EXTRACTED INFORMATION:
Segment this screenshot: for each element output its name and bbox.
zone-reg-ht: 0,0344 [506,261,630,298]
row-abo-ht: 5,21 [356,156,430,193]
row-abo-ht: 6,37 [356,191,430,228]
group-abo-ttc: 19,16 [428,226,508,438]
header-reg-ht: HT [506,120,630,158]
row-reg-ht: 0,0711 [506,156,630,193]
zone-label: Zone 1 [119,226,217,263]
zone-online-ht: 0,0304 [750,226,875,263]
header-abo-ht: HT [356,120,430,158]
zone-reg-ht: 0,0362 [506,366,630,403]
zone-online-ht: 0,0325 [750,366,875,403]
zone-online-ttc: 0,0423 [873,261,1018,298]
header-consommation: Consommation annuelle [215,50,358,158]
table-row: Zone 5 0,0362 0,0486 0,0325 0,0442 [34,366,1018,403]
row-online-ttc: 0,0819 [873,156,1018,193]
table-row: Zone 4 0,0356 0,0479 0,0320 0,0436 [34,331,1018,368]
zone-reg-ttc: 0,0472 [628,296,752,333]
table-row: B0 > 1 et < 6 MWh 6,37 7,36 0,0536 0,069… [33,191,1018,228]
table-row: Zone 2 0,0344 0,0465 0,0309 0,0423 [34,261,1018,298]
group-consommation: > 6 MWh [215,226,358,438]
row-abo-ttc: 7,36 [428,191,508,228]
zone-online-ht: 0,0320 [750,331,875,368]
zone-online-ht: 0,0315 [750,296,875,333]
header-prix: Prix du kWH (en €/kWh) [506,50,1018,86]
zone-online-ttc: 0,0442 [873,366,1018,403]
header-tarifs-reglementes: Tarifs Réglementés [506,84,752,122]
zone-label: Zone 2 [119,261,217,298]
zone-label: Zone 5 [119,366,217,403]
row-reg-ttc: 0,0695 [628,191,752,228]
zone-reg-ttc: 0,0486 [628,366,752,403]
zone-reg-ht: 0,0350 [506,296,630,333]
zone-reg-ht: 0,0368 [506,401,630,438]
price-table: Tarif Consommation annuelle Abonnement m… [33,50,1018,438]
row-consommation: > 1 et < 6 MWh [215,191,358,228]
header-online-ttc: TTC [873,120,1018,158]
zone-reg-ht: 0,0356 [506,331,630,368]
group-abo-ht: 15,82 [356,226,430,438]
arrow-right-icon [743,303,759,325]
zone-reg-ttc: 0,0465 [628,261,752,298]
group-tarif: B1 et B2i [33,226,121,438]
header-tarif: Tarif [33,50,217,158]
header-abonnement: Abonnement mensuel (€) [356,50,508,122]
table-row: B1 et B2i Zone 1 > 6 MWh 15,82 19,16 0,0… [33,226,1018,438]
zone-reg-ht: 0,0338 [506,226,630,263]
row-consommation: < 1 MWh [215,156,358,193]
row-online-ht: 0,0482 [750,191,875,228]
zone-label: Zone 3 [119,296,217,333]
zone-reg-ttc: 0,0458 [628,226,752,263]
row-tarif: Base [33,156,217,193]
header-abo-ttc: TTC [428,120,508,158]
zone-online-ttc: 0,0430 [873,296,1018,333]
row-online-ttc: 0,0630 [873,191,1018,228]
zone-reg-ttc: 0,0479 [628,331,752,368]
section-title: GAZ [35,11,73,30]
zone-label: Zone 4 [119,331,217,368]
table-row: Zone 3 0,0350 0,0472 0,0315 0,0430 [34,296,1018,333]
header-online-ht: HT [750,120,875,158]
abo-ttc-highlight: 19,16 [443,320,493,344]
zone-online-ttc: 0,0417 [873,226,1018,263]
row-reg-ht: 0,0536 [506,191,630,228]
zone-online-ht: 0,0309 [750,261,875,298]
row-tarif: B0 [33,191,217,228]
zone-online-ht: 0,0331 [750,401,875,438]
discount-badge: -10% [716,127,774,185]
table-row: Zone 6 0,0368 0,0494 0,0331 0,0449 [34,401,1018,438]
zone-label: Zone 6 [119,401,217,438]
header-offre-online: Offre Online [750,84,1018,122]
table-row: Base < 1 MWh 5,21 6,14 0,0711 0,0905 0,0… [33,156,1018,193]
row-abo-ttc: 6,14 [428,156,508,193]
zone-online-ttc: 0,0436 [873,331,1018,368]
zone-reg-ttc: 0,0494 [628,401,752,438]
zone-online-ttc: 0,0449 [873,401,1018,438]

THE TASK:
Count the lines of the material above that contain the string "group". Reply with the number alone.

RESPONSE TO THE EXERCISE:
4